> [Do this]: Put the lines of the listing below into a JSON list of strings, one string per line, leaving out any blank lines. Start with the line that contains "latitude-ticks-top: 63°N 54°N", continue through the line that contains "ensemble-member-line [118, 45, 735, 195]", include both of those lines, and add no others.

> [Stored rows]:
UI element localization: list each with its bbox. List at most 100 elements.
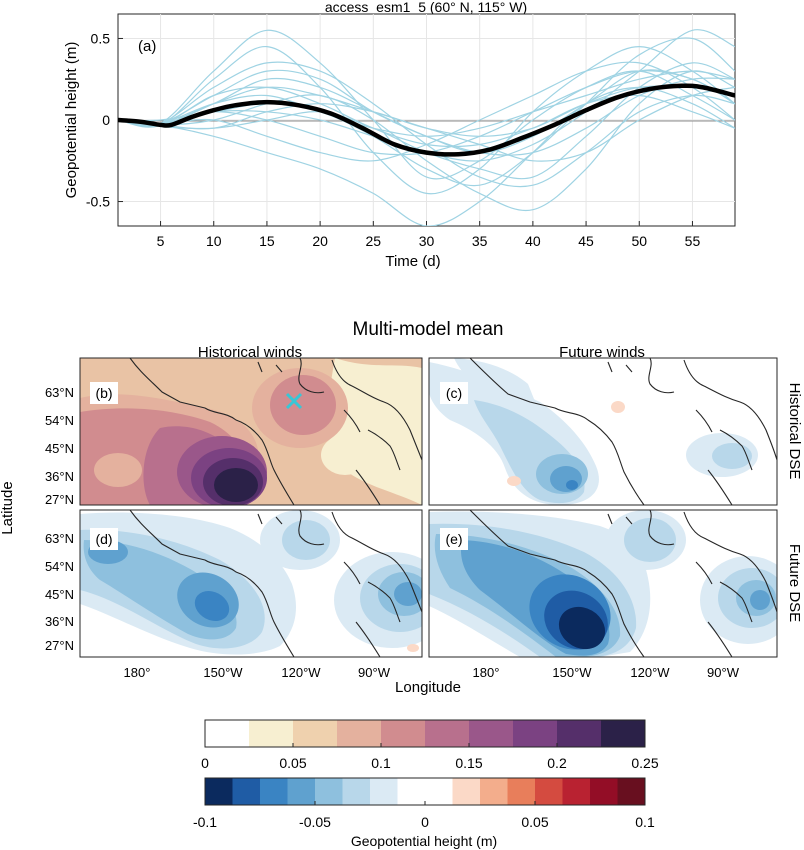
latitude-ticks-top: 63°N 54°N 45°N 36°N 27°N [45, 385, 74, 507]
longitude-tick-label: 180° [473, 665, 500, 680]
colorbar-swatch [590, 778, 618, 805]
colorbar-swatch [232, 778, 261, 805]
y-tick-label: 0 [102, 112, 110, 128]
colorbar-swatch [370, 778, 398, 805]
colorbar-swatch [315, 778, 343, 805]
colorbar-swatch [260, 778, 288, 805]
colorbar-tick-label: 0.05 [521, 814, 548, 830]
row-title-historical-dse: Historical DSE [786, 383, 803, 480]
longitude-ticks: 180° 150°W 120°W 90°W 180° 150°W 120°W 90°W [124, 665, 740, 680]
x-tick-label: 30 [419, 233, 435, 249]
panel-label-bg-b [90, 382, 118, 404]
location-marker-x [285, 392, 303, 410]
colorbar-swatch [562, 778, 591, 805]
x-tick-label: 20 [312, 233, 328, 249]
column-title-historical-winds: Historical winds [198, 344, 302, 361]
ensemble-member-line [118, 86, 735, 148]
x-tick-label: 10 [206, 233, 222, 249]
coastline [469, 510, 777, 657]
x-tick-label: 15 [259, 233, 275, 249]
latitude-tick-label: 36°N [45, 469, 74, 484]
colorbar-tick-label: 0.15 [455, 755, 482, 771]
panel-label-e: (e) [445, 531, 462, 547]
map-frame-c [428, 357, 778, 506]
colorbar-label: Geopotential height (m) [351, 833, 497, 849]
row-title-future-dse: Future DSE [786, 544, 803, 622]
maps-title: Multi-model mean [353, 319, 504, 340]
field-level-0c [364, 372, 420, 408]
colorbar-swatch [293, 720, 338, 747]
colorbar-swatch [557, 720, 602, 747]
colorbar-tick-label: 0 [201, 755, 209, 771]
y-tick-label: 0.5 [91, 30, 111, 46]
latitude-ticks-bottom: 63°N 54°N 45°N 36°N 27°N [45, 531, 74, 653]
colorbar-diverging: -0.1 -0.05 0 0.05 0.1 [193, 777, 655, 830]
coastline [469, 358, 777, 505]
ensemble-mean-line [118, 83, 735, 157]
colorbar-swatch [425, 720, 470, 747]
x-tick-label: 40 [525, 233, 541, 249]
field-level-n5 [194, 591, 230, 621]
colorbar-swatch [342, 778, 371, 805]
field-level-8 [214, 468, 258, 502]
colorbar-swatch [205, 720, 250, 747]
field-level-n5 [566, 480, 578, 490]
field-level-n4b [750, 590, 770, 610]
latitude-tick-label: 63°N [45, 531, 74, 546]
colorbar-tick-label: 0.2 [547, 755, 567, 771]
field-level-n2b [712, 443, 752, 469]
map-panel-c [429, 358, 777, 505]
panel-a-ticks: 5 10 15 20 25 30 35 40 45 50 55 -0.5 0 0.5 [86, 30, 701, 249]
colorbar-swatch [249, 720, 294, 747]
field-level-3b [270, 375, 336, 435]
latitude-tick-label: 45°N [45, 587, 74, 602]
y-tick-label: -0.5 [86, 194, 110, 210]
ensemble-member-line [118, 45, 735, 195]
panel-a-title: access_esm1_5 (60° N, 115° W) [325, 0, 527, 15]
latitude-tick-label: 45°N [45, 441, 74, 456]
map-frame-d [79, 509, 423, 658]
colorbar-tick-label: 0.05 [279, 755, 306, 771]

> [Response to the task]:
[
  "latitude-ticks-top: 63°N 54°N 45°N 36°N 27°N [45, 385, 74, 507]",
  "longitude-tick-label: 180° [473, 665, 500, 680]",
  "colorbar-swatch [590, 778, 618, 805]",
  "colorbar-swatch [232, 778, 261, 805]",
  "y-tick-label: 0 [102, 112, 110, 128]",
  "colorbar-swatch [370, 778, 398, 805]",
  "colorbar-swatch [315, 778, 343, 805]",
  "colorbar-swatch [260, 778, 288, 805]",
  "colorbar-tick-label: 0.05 [521, 814, 548, 830]",
  "row-title-historical-dse: Historical DSE [786, 383, 803, 480]",
  "longitude-ticks: 180° 150°W 120°W 90°W 180° 150°W 120°W 90°W [124, 665, 740, 680]",
  "x-tick-label: 30 [419, 233, 435, 249]",
  "panel-label-bg-b [90, 382, 118, 404]",
  "location-marker-x [285, 392, 303, 410]",
  "colorbar-swatch [562, 778, 591, 805]",
  "x-tick-label: 20 [312, 233, 328, 249]",
  "column-title-historical-winds: Historical winds [198, 344, 302, 361]",
  "ensemble-member-line [118, 86, 735, 148]",
  "x-tick-label: 10 [206, 233, 222, 249]",
  "coastline [469, 510, 777, 657]",
  "x-tick-label: 15 [259, 233, 275, 249]",
  "latitude-tick-label: 36°N [45, 469, 74, 484]",
  "colorbar-tick-label: 0.15 [455, 755, 482, 771]",
  "panel-label-e: (e) [445, 531, 462, 547]",
  "map-frame-c [428, 357, 778, 506]",
  "colorbar-label: Geopotential height (m) [351, 833, 497, 849]",
  "row-title-future-dse: Future DSE [786, 544, 803, 622]",
  "maps-title: Multi-model mean [353, 319, 504, 340]",
  "field-level-0c [364, 372, 420, 408]",
  "colorbar-swatch [293, 720, 338, 747]",
  "colorbar-swatch [557, 720, 602, 747]",
  "colorbar-tick-label: 0 [201, 755, 209, 771]",
  "y-tick-label: 0.5 [91, 30, 111, 46]",
  "latitude-ticks-bottom: 63°N 54°N 45°N 36°N 27°N [45, 531, 74, 653]",
  "colorbar-diverging: -0.1 -0.05 0 0.05 0.1 [193, 777, 655, 830]",
  "coastline [469, 358, 777, 505]",
  "ensemble-mean-line [118, 83, 735, 157]",
  "colorbar-swatch [425, 720, 470, 747]",
  "x-tick-label: 40 [525, 233, 541, 249]",
  "field-level-n5 [194, 591, 230, 621]",
  "colorbar-swatch [342, 778, 371, 805]",
  "field-level-8 [214, 468, 258, 502]",
  "colorbar-swatch [205, 720, 250, 747]",
  "field-level-n5 [566, 480, 578, 490]",
  "field-level-n4b [750, 590, 770, 610]",
  "latitude-tick-label: 63°N [45, 531, 74, 546]",
  "colorbar-tick-label: 0.2 [547, 755, 567, 771]",
  "field-level-n2b [712, 443, 752, 469]",
  "map-panel-c [429, 358, 777, 505]",
  "panel-a-ticks: 5 10 15 20 25 30 35 40 45 50 55 -0.5 0 0.5 [86, 30, 701, 249]",
  "colorbar-swatch [249, 720, 294, 747]",
  "field-level-3b [270, 375, 336, 435]",
  "latitude-tick-label: 45°N [45, 587, 74, 602]",
  "y-tick-label: -0.5 [86, 194, 110, 210]",
  "ensemble-member-line [118, 45, 735, 195]"
]